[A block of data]

'''

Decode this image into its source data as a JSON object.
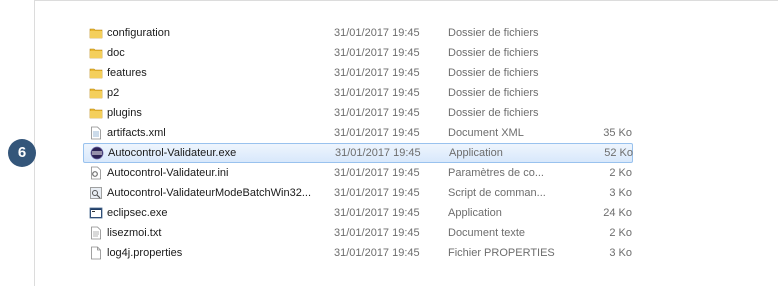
{
  "step_badge": "6",
  "files": [
    {
      "name": "configuration",
      "date": "31/01/2017 19:45",
      "type": "Dossier de fichiers",
      "size": "",
      "icon": "folder-icon"
    },
    {
      "name": "doc",
      "date": "31/01/2017 19:45",
      "type": "Dossier de fichiers",
      "size": "",
      "icon": "folder-icon"
    },
    {
      "name": "features",
      "date": "31/01/2017 19:45",
      "type": "Dossier de fichiers",
      "size": "",
      "icon": "folder-icon"
    },
    {
      "name": "p2",
      "date": "31/01/2017 19:45",
      "type": "Dossier de fichiers",
      "size": "",
      "icon": "folder-icon"
    },
    {
      "name": "plugins",
      "date": "31/01/2017 19:45",
      "type": "Dossier de fichiers",
      "size": "",
      "icon": "folder-icon"
    },
    {
      "name": "artifacts.xml",
      "date": "31/01/2017 19:45",
      "type": "Document XML",
      "size": "35 Ko",
      "icon": "xml-file-icon"
    },
    {
      "name": "Autocontrol-Validateur.exe",
      "date": "31/01/2017 19:45",
      "type": "Application",
      "size": "52 Ko",
      "icon": "eclipse-app-icon",
      "selected": true
    },
    {
      "name": "Autocontrol-Validateur.ini",
      "date": "31/01/2017 19:45",
      "type": "Paramètres de co...",
      "size": "2 Ko",
      "icon": "settings-file-icon"
    },
    {
      "name": "Autocontrol-ValidateurModeBatchWin32...",
      "date": "31/01/2017 19:45",
      "type": "Script de comman...",
      "size": "3 Ko",
      "icon": "script-file-icon"
    },
    {
      "name": "eclipsec.exe",
      "date": "31/01/2017 19:45",
      "type": "Application",
      "size": "24 Ko",
      "icon": "console-app-icon"
    },
    {
      "name": "lisezmoi.txt",
      "date": "31/01/2017 19:45",
      "type": "Document texte",
      "size": "2 Ko",
      "icon": "text-file-icon"
    },
    {
      "name": "log4j.properties",
      "date": "31/01/2017 19:45",
      "type": "Fichier PROPERTIES",
      "size": "3 Ko",
      "icon": "blank-file-icon"
    }
  ],
  "colors": {
    "folder": "#e8b731",
    "selection_border": "#99c2ee",
    "badge": "#34567a"
  }
}
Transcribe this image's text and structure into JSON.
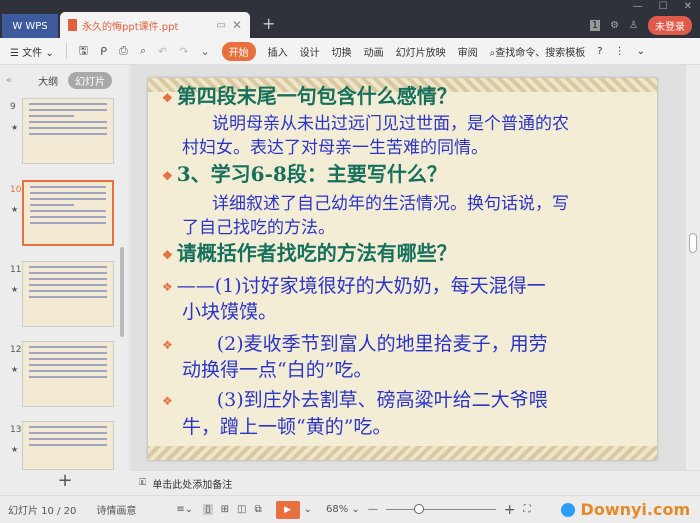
{
  "titlebar": {
    "app": "WPS",
    "doc_tab": "永久的悔ppt课件.ppt",
    "login": "未登录",
    "page_badge": "1"
  },
  "toolbar": {
    "menu": "文件",
    "tabs": [
      "开始",
      "插入",
      "设计",
      "切换",
      "动画",
      "幻灯片放映",
      "审阅"
    ],
    "search": "查找命令、搜索模板",
    "help": "?"
  },
  "left_panel": {
    "tabs": [
      "大纲",
      "幻灯片"
    ],
    "thumbs": [
      {
        "num": "9"
      },
      {
        "num": "10"
      },
      {
        "num": "11"
      },
      {
        "num": "12"
      },
      {
        "num": "13"
      }
    ],
    "star": "★",
    "add": "+"
  },
  "slide": {
    "title1": "第四段末尾一句包含什么感情？",
    "p1a": "说明母亲从未出过远门见过世面，是个普通的农",
    "p1b": "村妇女。表达了对母亲一生苦难的同情。",
    "title2": "3、学习6-8段：主要写什么？",
    "p2a": "详细叙述了自己幼年的生活情况。换句话说，写",
    "p2b": "了自己找吃的方法。",
    "title3": "请概括作者找吃的方法有哪些？",
    "i1a": "——(1)讨好家境很好的大奶奶，每天混得一",
    "i1b": "小块馍馍。",
    "i2a": "(2)麦收季节到富人的地里拾麦子，用劳",
    "i2b": "动换得一点“白的”吃。",
    "i3a": "(3)到庄外去割草、磅高粱叶给二大爷喂",
    "i3b": "牛，蹭上一顿“黄的”吃。"
  },
  "notes": {
    "placeholder": "单击此处添加备注"
  },
  "status": {
    "slide_count": "幻灯片 10 / 20",
    "theme": "诗情画意",
    "zoom": "68%",
    "zoom_value": 68,
    "watermark": "Downyi.com"
  }
}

'''

Written problem :: Without the pictures, extract every entry verbatim.

Solved problem ::
Decode this image into its source data as a JSON object.
{
  "step_badge": "6",
  "files": [
    {
      "name": "configuration",
      "date": "31/01/2017 19:45",
      "type": "Dossier de fichiers",
      "size": "",
      "icon": "folder-icon"
    },
    {
      "name": "doc",
      "date": "31/01/2017 19:45",
      "type": "Dossier de fichiers",
      "size": "",
      "icon": "folder-icon"
    },
    {
      "name": "features",
      "date": "31/01/2017 19:45",
      "type": "Dossier de fichiers",
      "size": "",
      "icon": "folder-icon"
    },
    {
      "name": "p2",
      "date": "31/01/2017 19:45",
      "type": "Dossier de fichiers",
      "size": "",
      "icon": "folder-icon"
    },
    {
      "name": "plugins",
      "date": "31/01/2017 19:45",
      "type": "Dossier de fichiers",
      "size": "",
      "icon": "folder-icon"
    },
    {
      "name": "artifacts.xml",
      "date": "31/01/2017 19:45",
      "type": "Document XML",
      "size": "35 Ko",
      "icon": "xml-file-icon"
    },
    {
      "name": "Autocontrol-Validateur.exe",
      "date": "31/01/2017 19:45",
      "type": "Application",
      "size": "52 Ko",
      "icon": "eclipse-app-icon",
      "selected": true
    },
    {
      "name": "Autocontrol-Validateur.ini",
      "date": "31/01/2017 19:45",
      "type": "Paramètres de co...",
      "size": "2 Ko",
      "icon": "settings-file-icon"
    },
    {
      "name": "Autocontrol-ValidateurModeBatchWin32...",
      "date": "31/01/2017 19:45",
      "type": "Script de comman...",
      "size": "3 Ko",
      "icon": "script-file-icon"
    },
    {
      "name": "eclipsec.exe",
      "date": "31/01/2017 19:45",
      "type": "Application",
      "size": "24 Ko",
      "icon": "console-app-icon"
    },
    {
      "name": "lisezmoi.txt",
      "date": "31/01/2017 19:45",
      "type": "Document texte",
      "size": "2 Ko",
      "icon": "text-file-icon"
    },
    {
      "name": "log4j.properties",
      "date": "31/01/2017 19:45",
      "type": "Fichier PROPERTIES",
      "size": "3 Ko",
      "icon": "blank-file-icon"
    }
  ],
  "colors": {
    "folder": "#e8b731",
    "selection_border": "#99c2ee",
    "badge": "#34567a"
  }
}
Transcribe this image's text and structure into JSON.
{
  "titlebar": {
    "app": "WPS",
    "doc_tab": "永久的悔ppt课件.ppt",
    "login": "未登录",
    "page_badge": "1"
  },
  "toolbar": {
    "menu": "文件",
    "tabs": [
      "开始",
      "插入",
      "设计",
      "切换",
      "动画",
      "幻灯片放映",
      "审阅"
    ],
    "search": "查找命令、搜索模板",
    "help": "?"
  },
  "left_panel": {
    "tabs": [
      "大纲",
      "幻灯片"
    ],
    "thumbs": [
      {
        "num": "9"
      },
      {
        "num": "10"
      },
      {
        "num": "11"
      },
      {
        "num": "12"
      },
      {
        "num": "13"
      }
    ],
    "star": "★",
    "add": "+"
  },
  "slide": {
    "title1": "第四段末尾一句包含什么感情？",
    "p1a": "说明母亲从未出过远门见过世面，是个普通的农",
    "p1b": "村妇女。表达了对母亲一生苦难的同情。",
    "title2": "3、学习6-8段：主要写什么？",
    "p2a": "详细叙述了自己幼年的生活情况。换句话说，写",
    "p2b": "了自己找吃的方法。",
    "title3": "请概括作者找吃的方法有哪些？",
    "i1a": "——(1)讨好家境很好的大奶奶，每天混得一",
    "i1b": "小块馍馍。",
    "i2a": "(2)麦收季节到富人的地里拾麦子，用劳",
    "i2b": "动换得一点“白的”吃。",
    "i3a": "(3)到庄外去割草、磅高粱叶给二大爷喂",
    "i3b": "牛，蹭上一顿“黄的”吃。"
  },
  "notes": {
    "placeholder": "单击此处添加备注"
  },
  "status": {
    "slide_count": "幻灯片 10 / 20",
    "theme": "诗情画意",
    "zoom": "68%",
    "zoom_value": 68,
    "watermark": "Downyi.com"
  }
}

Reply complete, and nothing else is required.